SIPC, which is industry-financed but not government-backed, is supposed to protect investors against fraud of just this kind. But, in fact, it sets the bar so high that most seeking restitution find it difficult to clear.

The president of SIPC says the corporation is "only doing its job" when it closely scrutinizes claims against the fund.

In the case of the investor the Times described, four years elapsed before the corporation recently agreed to pay him $87,000, though only after the Times reporter called SIPC to inquire about the case. Along the way, three federal courts had ruled in the investor's favor.

"SIPC is a lot more vague than the FDIC as to when you're insured. There's a huge gap between what the law says and what actually happens. You may think you have rights to $300,000, but if you don't sue, you are not going to get it. They can stall and run up your legal bills," says Andrew Winton, who lectures at the Carlson School of Management at the University of Minnesota.

In recognition of this fact, Charles Salmans, a spokesman for Quick & Reilly, the brokerage unit of FleetBoston Financial Corp., counsels a caveat emptor approach to investing: "Consumers are always well-served to look to the reputation, financial strength and capital soundness of the institutions with which they do business."

Quick & Reilly and "most of the more reputable brokerage firms" arrange additional protection from private insurance sources, up to $100 million, says Salmans.

Since its beginnings, SIPC has dealt with the liquidation of 282 brokerage firms, and completed the accounting in 247 of them, returning $3.38 billion to customers in cash and securities through the end of last year, according to the article in the Times. But more than 90% of this $3.38 billion came right from the accounts of customers of the failed broker operations.

The corporation itself has paid investors only $233 million, compared with $320 million that's gone to the lawyers that act as trustees in the cases.

This is a key finding in the Times article, but which Don of SIPC contends fails to tell the whole story. "It's not money paid to lawyers, it's the total administrative expenses of the case. In addition to trustees and lawyers, it's money paid to accountants, money for rent, money for utilities and telephone bills. It includes taxes that the trustee may have had to pay," Don says.

"Basically, it should be total administrative expenses versus total assets to customers, which is a ratio of one to 10," approximately $300 million in "administrative" costs compared with over $3 billion in assets returned to customers, he adds. "I think that's pretty good."

Nevertheless, SIPC refuses to pay investors with failed brokerage houses for a broad range of reasons. For instance, losses from unauthorized trading are covered only if an investor can convince SIPC that he or she quickly complained about the matter to the broker.

Customers of a failed broker that used another company to clear its trades and carry out administrative work are not compensated by SIPC, a fact that would leave millions with money in brokerages without any recourse in the event of a failure.

* _Given instruction A_
Copy out the entries from the line containing "series-label-2: 2 [430, 325, 435, 334]" through the line containing "y-tick-label: 700 [32, 273, 47, 282]", inclusive, without changing anything.

* _Dataset content_
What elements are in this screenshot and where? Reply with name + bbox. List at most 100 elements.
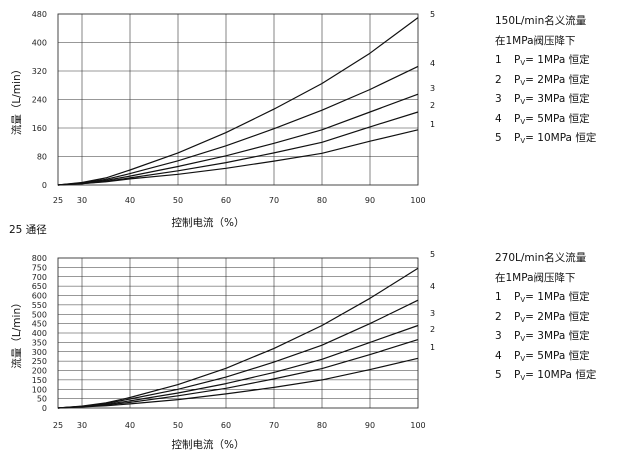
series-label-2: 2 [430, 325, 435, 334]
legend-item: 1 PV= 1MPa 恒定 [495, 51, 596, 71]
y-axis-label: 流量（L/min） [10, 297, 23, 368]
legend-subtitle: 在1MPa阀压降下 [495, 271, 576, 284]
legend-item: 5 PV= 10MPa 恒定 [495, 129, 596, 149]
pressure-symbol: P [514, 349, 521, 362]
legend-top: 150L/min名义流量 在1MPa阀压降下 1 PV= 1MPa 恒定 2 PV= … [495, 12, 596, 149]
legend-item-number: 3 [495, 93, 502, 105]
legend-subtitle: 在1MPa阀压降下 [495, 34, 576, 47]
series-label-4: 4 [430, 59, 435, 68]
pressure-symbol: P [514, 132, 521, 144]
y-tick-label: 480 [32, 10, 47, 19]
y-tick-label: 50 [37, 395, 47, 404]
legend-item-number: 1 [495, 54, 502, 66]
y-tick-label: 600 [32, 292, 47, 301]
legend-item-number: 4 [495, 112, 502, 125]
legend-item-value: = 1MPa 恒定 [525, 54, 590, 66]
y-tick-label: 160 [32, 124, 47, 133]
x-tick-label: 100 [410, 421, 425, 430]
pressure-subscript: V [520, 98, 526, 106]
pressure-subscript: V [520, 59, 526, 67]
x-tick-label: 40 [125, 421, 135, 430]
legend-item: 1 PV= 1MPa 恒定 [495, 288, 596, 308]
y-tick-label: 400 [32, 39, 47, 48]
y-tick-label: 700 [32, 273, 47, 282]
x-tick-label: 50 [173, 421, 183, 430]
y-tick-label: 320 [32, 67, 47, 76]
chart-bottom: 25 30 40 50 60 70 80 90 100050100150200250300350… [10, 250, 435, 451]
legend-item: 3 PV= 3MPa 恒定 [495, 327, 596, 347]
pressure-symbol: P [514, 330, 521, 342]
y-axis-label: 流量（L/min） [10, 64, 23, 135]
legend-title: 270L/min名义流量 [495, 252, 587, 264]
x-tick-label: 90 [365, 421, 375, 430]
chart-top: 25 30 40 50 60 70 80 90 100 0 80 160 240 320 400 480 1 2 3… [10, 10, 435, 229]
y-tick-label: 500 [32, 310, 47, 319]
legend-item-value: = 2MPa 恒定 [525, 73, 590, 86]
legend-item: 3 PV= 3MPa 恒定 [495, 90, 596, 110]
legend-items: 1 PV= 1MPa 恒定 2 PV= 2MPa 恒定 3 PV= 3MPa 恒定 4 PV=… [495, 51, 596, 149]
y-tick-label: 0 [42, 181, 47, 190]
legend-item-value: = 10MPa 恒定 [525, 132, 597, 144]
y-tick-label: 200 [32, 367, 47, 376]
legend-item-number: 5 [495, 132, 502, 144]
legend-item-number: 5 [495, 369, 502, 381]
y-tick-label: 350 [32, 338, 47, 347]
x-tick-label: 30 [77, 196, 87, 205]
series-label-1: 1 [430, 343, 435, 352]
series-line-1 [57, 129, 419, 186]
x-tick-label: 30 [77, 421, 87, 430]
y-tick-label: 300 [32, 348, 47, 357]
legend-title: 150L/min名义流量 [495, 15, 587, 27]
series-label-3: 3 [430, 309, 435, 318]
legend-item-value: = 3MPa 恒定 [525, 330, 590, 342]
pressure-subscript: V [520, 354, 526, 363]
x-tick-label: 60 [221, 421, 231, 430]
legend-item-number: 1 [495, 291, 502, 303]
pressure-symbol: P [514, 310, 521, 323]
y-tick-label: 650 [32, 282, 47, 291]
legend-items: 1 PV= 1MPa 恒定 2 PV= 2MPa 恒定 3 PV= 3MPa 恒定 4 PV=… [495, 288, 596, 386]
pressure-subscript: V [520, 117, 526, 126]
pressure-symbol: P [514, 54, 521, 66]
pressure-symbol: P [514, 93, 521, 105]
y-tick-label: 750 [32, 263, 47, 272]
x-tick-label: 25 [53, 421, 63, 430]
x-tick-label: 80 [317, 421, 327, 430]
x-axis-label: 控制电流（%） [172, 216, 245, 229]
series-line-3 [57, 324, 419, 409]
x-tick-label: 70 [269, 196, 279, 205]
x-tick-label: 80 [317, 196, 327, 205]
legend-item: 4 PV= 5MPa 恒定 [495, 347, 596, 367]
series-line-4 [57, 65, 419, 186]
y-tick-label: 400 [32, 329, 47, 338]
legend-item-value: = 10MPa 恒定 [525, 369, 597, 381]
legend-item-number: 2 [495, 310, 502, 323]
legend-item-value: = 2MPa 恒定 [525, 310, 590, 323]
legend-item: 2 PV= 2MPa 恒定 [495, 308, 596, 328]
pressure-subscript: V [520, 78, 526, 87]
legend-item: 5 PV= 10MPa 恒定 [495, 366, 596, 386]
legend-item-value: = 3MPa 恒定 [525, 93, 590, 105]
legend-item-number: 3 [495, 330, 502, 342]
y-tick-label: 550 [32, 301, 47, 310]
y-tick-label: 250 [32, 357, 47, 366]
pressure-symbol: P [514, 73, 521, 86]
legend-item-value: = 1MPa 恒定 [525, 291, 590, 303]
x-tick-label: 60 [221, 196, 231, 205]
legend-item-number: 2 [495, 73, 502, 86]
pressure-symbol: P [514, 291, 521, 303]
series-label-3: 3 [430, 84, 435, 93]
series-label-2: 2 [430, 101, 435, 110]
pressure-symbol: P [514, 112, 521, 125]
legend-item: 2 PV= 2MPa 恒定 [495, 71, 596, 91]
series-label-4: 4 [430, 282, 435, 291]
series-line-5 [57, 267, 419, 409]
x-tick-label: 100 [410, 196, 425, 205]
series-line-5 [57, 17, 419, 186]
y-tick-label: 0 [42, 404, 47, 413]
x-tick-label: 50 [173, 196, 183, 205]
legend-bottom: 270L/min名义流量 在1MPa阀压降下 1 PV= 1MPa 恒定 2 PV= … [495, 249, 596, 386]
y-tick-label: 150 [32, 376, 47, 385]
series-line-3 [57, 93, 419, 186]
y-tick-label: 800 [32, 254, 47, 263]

* _Given instruction B_
List every dollar amount mentioned in the passage on SIPC, in the order they first appear.

* _Exercise response A_
series-label-2: 2 [430, 325, 435, 334]
legend-item: 1 PV= 1MPa 恒定 [495, 51, 596, 71]
y-axis-label: 流量（L/min） [10, 297, 23, 368]
legend-subtitle: 在1MPa阀压降下 [495, 271, 576, 284]
legend-item: 5 PV= 10MPa 恒定 [495, 129, 596, 149]
pressure-symbol: P [514, 349, 521, 362]
legend-top: 150L/min名义流量 在1MPa阀压降下 1 PV= 1MPa 恒定 2 PV= … [495, 12, 596, 149]
legend-item-number: 3 [495, 93, 502, 105]
legend-subtitle: 在1MPa阀压降下 [495, 34, 576, 47]
series-label-4: 4 [430, 59, 435, 68]
pressure-symbol: P [514, 132, 521, 144]
y-tick-label: 480 [32, 10, 47, 19]
y-tick-label: 50 [37, 395, 47, 404]
legend-item-number: 1 [495, 54, 502, 66]
y-tick-label: 600 [32, 292, 47, 301]
legend-item-number: 4 [495, 112, 502, 125]
legend-item-value: = 1MPa 恒定 [525, 54, 590, 66]
y-tick-label: 160 [32, 124, 47, 133]
x-tick-label: 100 [410, 421, 425, 430]
pressure-subscript: V [520, 98, 526, 106]
pressure-subscript: V [520, 59, 526, 67]
x-tick-label: 40 [125, 421, 135, 430]
legend-item: 1 PV= 1MPa 恒定 [495, 288, 596, 308]
y-tick-label: 400 [32, 39, 47, 48]
y-tick-label: 700 [32, 273, 47, 282]

* _Exercise response B_
$87,000
$300,000
$100 million
$3.38 billion
$233 million
$320 million
$300 million
$3 billion